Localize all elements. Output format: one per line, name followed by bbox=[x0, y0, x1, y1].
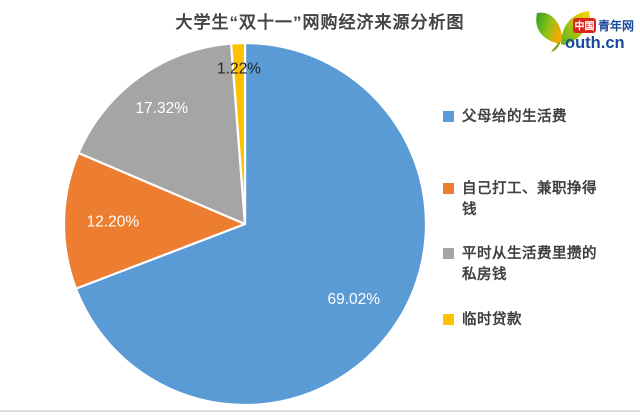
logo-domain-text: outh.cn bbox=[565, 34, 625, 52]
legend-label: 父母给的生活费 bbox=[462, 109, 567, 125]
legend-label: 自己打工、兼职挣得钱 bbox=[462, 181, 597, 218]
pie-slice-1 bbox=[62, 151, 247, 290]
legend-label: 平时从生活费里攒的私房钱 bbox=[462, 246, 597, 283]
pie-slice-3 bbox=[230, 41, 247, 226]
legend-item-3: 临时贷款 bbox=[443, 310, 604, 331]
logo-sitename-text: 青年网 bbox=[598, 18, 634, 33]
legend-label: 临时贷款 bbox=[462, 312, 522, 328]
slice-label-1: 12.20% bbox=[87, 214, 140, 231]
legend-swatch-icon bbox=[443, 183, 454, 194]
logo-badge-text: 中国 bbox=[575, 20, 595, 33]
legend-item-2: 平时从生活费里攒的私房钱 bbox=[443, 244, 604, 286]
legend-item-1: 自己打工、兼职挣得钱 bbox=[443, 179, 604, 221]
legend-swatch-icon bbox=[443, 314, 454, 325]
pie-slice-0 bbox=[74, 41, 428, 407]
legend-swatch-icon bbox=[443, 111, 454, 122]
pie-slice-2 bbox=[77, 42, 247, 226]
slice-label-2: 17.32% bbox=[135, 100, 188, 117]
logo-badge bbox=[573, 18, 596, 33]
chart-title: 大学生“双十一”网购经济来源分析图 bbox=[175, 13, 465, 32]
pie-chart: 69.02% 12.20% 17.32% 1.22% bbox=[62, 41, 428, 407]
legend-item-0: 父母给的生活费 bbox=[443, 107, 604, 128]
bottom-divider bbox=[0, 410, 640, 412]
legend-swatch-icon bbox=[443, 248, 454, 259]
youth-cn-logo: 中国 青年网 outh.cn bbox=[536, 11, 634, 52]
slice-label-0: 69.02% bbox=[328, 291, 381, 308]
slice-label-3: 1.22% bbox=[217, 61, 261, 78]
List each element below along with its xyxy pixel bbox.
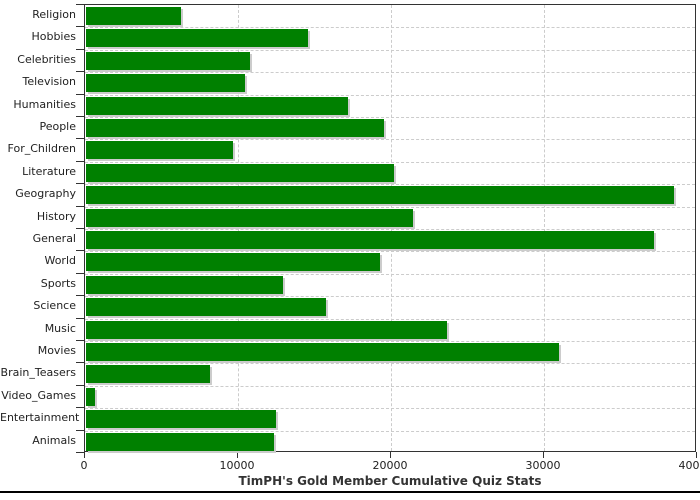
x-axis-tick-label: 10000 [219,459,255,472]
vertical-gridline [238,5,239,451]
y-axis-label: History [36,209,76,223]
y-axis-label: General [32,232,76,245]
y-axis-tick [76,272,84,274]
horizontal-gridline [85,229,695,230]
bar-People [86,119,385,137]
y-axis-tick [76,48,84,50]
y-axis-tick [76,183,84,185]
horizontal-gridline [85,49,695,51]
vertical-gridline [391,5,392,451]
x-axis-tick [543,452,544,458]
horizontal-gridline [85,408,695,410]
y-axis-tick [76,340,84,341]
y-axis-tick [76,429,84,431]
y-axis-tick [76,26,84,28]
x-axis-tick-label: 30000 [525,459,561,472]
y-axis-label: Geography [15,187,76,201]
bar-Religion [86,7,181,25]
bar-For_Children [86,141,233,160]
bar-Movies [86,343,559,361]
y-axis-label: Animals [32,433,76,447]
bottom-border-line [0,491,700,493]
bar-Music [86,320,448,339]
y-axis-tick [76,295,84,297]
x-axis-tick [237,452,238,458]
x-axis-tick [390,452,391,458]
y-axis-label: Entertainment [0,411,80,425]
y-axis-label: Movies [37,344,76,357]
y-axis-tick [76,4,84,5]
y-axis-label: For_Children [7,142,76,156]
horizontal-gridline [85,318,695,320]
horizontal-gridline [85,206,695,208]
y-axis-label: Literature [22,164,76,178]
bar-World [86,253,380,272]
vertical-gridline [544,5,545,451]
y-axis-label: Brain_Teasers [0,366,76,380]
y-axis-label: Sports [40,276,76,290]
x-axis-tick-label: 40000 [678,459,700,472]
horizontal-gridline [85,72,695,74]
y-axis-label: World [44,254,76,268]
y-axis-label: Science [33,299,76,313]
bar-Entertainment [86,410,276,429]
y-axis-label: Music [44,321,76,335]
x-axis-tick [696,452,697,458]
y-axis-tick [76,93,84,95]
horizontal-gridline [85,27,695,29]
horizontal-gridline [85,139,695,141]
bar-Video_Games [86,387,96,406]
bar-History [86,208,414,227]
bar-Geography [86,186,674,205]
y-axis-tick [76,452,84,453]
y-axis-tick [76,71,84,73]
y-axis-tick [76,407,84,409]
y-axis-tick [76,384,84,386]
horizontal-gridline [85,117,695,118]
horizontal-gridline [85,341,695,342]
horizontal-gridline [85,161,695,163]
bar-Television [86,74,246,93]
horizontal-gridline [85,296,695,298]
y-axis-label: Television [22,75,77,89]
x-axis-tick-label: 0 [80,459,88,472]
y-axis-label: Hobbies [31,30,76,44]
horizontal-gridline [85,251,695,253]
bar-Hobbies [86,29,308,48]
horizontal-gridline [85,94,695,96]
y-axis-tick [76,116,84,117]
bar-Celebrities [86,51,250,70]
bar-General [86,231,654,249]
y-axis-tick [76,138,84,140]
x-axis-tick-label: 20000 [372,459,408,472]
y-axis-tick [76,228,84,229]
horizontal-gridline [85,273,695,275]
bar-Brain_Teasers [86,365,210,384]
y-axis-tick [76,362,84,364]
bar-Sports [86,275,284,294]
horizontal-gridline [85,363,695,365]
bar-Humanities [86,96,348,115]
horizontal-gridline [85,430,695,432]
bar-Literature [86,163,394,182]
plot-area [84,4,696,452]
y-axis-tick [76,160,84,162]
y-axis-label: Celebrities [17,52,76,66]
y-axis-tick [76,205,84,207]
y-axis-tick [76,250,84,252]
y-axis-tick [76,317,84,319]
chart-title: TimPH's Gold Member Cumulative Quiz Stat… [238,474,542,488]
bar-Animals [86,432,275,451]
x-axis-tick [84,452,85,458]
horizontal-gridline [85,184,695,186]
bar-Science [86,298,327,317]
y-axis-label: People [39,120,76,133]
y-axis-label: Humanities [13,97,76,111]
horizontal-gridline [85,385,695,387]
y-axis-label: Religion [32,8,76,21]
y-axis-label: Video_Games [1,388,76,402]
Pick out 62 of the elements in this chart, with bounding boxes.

== == ==

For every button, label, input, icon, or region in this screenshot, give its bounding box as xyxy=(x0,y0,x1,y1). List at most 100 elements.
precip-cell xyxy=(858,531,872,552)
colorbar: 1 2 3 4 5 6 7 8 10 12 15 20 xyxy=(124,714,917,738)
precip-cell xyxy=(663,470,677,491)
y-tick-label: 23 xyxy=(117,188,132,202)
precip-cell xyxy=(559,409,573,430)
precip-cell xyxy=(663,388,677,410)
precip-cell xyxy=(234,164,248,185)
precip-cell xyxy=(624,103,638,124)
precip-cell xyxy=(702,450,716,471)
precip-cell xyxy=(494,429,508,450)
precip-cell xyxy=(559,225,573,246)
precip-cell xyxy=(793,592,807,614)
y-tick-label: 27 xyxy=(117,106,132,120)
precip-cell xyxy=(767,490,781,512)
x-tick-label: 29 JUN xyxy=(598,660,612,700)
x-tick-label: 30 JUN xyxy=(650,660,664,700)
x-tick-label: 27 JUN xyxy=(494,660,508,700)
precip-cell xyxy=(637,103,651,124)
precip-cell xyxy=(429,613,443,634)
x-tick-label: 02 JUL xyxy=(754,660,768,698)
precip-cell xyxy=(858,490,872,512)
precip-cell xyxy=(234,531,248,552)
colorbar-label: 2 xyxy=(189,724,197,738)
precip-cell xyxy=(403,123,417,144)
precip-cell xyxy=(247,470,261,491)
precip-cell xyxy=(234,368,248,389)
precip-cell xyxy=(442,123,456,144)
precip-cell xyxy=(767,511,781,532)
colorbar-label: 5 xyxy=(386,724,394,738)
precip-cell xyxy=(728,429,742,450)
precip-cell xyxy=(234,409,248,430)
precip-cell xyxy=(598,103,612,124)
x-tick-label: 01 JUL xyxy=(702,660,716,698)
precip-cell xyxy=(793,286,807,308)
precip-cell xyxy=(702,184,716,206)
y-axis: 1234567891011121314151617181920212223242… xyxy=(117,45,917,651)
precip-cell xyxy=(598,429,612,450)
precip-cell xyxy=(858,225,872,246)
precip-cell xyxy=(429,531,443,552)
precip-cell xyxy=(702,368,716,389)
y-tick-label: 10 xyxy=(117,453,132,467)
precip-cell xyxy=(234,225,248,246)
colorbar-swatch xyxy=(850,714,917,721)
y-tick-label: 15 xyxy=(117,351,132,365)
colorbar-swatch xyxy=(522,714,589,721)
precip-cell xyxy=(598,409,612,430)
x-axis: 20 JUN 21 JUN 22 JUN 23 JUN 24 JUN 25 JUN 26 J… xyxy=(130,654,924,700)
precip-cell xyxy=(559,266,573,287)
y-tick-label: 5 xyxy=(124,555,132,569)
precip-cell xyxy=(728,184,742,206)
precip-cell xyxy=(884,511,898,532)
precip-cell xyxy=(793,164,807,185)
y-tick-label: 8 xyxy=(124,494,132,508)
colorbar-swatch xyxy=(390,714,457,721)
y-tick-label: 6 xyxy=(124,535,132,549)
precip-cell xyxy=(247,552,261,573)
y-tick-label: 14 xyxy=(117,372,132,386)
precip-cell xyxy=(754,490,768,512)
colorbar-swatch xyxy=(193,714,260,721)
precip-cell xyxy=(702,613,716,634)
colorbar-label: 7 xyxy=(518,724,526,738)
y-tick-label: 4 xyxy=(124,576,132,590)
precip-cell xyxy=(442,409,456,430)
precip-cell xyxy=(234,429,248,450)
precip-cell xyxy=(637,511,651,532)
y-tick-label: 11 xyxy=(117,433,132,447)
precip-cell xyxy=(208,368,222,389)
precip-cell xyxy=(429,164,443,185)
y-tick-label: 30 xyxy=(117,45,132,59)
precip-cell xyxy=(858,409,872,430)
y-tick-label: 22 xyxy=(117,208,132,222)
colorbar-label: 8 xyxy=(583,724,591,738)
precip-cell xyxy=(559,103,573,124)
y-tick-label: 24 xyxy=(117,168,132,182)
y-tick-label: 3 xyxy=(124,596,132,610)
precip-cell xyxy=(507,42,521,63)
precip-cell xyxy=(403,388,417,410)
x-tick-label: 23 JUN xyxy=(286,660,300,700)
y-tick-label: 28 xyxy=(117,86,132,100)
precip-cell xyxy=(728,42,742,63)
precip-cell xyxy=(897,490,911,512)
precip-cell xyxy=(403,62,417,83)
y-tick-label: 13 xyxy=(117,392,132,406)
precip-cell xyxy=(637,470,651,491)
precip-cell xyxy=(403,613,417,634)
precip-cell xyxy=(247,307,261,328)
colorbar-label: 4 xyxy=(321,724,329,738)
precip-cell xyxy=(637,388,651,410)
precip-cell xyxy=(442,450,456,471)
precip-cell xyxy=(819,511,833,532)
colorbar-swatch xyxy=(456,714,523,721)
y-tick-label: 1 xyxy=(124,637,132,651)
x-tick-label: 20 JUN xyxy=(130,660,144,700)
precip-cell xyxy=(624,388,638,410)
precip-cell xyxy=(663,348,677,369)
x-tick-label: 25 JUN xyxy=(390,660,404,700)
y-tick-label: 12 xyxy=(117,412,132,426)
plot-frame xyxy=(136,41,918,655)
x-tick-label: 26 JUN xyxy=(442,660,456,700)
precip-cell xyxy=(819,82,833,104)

== == ==

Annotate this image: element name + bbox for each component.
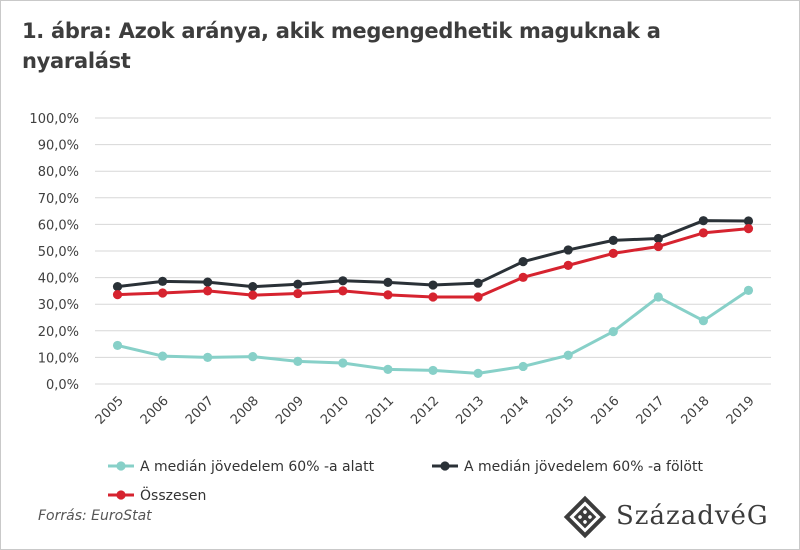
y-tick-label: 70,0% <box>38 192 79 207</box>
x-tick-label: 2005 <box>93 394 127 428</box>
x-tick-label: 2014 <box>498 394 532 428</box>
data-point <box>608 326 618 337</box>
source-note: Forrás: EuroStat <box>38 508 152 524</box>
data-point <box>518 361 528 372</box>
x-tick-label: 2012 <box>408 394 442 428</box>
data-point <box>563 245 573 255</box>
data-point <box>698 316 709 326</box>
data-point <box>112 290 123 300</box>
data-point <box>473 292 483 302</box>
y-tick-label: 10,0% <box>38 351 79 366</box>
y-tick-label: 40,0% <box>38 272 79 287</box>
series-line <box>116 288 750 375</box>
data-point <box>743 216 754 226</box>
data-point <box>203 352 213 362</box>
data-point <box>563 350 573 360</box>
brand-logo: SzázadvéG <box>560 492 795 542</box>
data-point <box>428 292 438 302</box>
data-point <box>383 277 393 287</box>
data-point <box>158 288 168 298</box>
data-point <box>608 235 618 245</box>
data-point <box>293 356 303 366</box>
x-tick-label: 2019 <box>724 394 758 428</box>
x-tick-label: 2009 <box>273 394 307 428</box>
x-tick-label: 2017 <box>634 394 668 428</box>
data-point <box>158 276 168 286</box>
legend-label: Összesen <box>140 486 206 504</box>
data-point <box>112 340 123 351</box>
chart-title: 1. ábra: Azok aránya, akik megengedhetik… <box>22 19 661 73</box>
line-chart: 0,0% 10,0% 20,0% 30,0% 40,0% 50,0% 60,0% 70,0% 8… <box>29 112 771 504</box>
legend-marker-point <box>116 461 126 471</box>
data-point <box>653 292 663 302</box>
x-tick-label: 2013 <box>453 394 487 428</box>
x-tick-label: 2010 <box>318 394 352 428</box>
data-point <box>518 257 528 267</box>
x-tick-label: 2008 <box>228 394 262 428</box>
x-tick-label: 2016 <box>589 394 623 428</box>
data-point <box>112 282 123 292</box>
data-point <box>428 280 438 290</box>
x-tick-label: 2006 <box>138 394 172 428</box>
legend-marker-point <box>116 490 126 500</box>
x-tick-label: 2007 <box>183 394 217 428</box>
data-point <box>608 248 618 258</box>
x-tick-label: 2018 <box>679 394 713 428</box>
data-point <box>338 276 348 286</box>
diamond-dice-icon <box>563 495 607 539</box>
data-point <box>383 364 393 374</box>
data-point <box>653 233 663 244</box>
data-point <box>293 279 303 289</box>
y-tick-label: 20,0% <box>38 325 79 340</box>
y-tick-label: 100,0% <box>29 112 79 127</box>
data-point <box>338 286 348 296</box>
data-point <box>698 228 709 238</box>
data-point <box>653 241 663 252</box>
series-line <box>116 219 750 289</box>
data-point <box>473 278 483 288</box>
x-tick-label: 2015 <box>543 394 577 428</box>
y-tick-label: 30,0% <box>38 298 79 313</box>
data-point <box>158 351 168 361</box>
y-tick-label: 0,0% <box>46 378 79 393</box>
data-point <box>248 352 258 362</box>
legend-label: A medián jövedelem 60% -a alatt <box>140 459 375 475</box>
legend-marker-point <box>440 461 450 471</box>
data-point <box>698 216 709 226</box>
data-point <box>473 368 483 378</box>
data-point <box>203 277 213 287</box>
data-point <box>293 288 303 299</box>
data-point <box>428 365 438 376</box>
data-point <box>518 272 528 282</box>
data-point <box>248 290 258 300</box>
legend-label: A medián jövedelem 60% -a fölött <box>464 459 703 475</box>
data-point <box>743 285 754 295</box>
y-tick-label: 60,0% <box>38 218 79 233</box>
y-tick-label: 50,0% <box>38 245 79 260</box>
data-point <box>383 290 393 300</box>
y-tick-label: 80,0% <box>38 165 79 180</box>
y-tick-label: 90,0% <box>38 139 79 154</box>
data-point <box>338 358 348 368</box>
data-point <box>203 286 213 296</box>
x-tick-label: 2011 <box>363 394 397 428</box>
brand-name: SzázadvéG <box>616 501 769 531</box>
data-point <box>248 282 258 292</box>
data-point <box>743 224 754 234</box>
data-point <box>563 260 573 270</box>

== == ==

_What you should do_.
Can you retype the material from the line containing "For every button, label, input, icon, or" through the line containing "y-tick-label: 23 xyxy=(117,188,132,202)", both of those lines included, with every character unchanged?

_Correct result_.
For every button, label, input, icon, or region in this screenshot, give its bounding box as xyxy=(x0,y0,x1,y1). List at most 100 elements.
precip-cell xyxy=(858,531,872,552)
colorbar: 1 2 3 4 5 6 7 8 10 12 15 20 xyxy=(124,714,917,738)
precip-cell xyxy=(663,470,677,491)
y-tick-label: 23 xyxy=(117,188,132,202)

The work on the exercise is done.